Omit all images. Transcribe the rest of the material below exactly.

━━ Data to use

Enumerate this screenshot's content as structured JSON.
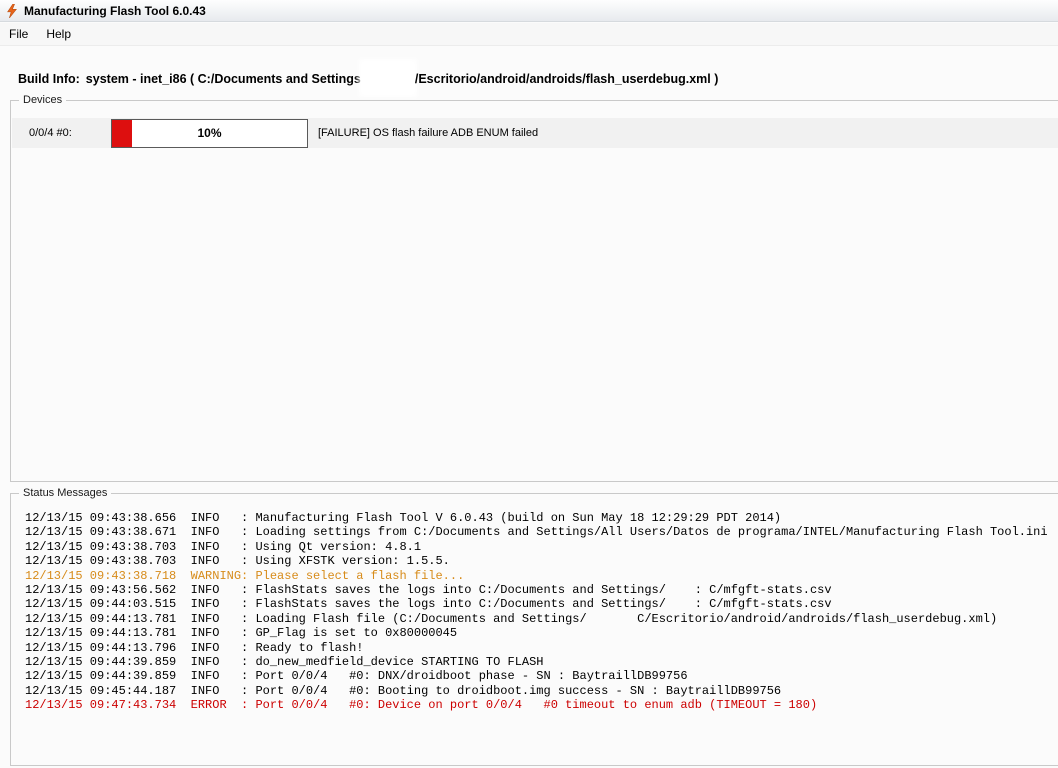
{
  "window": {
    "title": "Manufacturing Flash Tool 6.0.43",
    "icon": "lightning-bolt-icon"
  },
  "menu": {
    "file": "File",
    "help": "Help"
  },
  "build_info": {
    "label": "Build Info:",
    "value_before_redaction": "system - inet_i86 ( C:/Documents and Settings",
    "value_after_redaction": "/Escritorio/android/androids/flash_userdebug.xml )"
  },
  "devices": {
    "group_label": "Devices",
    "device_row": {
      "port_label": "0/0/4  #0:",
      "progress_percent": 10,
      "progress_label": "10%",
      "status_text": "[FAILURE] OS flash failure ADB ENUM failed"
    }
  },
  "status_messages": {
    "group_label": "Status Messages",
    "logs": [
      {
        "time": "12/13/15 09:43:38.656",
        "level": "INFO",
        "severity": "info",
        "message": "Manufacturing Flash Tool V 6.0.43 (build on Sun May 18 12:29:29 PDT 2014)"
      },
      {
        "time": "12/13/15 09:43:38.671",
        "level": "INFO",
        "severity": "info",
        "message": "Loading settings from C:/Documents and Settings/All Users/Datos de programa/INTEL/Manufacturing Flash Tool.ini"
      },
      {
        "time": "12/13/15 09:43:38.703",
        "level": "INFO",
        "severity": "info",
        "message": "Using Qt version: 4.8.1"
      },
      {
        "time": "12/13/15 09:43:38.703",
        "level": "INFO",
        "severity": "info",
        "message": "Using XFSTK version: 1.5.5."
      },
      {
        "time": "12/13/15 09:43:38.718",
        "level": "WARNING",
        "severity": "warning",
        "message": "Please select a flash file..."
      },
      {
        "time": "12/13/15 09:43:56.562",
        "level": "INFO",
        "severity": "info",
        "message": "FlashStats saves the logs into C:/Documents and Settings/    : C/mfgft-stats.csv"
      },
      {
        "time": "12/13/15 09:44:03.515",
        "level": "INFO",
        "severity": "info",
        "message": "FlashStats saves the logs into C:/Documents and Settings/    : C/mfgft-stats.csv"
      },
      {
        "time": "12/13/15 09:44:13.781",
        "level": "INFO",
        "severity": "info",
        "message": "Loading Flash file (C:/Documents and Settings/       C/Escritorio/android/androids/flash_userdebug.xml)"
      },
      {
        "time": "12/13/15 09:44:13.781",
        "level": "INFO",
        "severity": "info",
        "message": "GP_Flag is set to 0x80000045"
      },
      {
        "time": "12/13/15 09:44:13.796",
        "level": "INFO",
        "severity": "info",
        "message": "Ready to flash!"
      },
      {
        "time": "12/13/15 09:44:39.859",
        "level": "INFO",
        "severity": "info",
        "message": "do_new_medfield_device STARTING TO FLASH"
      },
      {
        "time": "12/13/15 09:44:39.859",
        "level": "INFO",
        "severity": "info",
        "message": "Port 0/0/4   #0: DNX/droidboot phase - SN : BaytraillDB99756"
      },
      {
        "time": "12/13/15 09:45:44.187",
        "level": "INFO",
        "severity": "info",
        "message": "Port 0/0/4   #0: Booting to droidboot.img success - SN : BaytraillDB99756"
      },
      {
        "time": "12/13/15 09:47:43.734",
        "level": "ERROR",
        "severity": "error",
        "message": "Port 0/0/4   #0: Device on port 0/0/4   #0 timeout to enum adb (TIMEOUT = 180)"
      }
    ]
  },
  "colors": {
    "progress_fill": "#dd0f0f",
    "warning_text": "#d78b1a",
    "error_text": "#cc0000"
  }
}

━━━━

● **Result**:
Enumerate this screenshot's content as structured JSON.
{
  "window": {
    "title": "Manufacturing Flash Tool 6.0.43",
    "icon": "lightning-bolt-icon"
  },
  "menu": {
    "file": "File",
    "help": "Help"
  },
  "build_info": {
    "label": "Build Info:",
    "value_before_redaction": "system - inet_i86 ( C:/Documents and Settings",
    "value_after_redaction": "/Escritorio/android/androids/flash_userdebug.xml )"
  },
  "devices": {
    "group_label": "Devices",
    "device_row": {
      "port_label": "0/0/4  #0:",
      "progress_percent": 10,
      "progress_label": "10%",
      "status_text": "[FAILURE] OS flash failure ADB ENUM failed"
    }
  },
  "status_messages": {
    "group_label": "Status Messages",
    "logs": [
      {
        "time": "12/13/15 09:43:38.656",
        "level": "INFO",
        "severity": "info",
        "message": "Manufacturing Flash Tool V 6.0.43 (build on Sun May 18 12:29:29 PDT 2014)"
      },
      {
        "time": "12/13/15 09:43:38.671",
        "level": "INFO",
        "severity": "info",
        "message": "Loading settings from C:/Documents and Settings/All Users/Datos de programa/INTEL/Manufacturing Flash Tool.ini"
      },
      {
        "time": "12/13/15 09:43:38.703",
        "level": "INFO",
        "severity": "info",
        "message": "Using Qt version: 4.8.1"
      },
      {
        "time": "12/13/15 09:43:38.703",
        "level": "INFO",
        "severity": "info",
        "message": "Using XFSTK version: 1.5.5."
      },
      {
        "time": "12/13/15 09:43:38.718",
        "level": "WARNING",
        "severity": "warning",
        "message": "Please select a flash file..."
      },
      {
        "time": "12/13/15 09:43:56.562",
        "level": "INFO",
        "severity": "info",
        "message": "FlashStats saves the logs into C:/Documents and Settings/    : C/mfgft-stats.csv"
      },
      {
        "time": "12/13/15 09:44:03.515",
        "level": "INFO",
        "severity": "info",
        "message": "FlashStats saves the logs into C:/Documents and Settings/    : C/mfgft-stats.csv"
      },
      {
        "time": "12/13/15 09:44:13.781",
        "level": "INFO",
        "severity": "info",
        "message": "Loading Flash file (C:/Documents and Settings/       C/Escritorio/android/androids/flash_userdebug.xml)"
      },
      {
        "time": "12/13/15 09:44:13.781",
        "level": "INFO",
        "severity": "info",
        "message": "GP_Flag is set to 0x80000045"
      },
      {
        "time": "12/13/15 09:44:13.796",
        "level": "INFO",
        "severity": "info",
        "message": "Ready to flash!"
      },
      {
        "time": "12/13/15 09:44:39.859",
        "level": "INFO",
        "severity": "info",
        "message": "do_new_medfield_device STARTING TO FLASH"
      },
      {
        "time": "12/13/15 09:44:39.859",
        "level": "INFO",
        "severity": "info",
        "message": "Port 0/0/4   #0: DNX/droidboot phase - SN : BaytraillDB99756"
      },
      {
        "time": "12/13/15 09:45:44.187",
        "level": "INFO",
        "severity": "info",
        "message": "Port 0/0/4   #0: Booting to droidboot.img success - SN : BaytraillDB99756"
      },
      {
        "time": "12/13/15 09:47:43.734",
        "level": "ERROR",
        "severity": "error",
        "message": "Port 0/0/4   #0: Device on port 0/0/4   #0 timeout to enum adb (TIMEOUT = 180)"
      }
    ]
  },
  "colors": {
    "progress_fill": "#dd0f0f",
    "warning_text": "#d78b1a",
    "error_text": "#cc0000"
  }
}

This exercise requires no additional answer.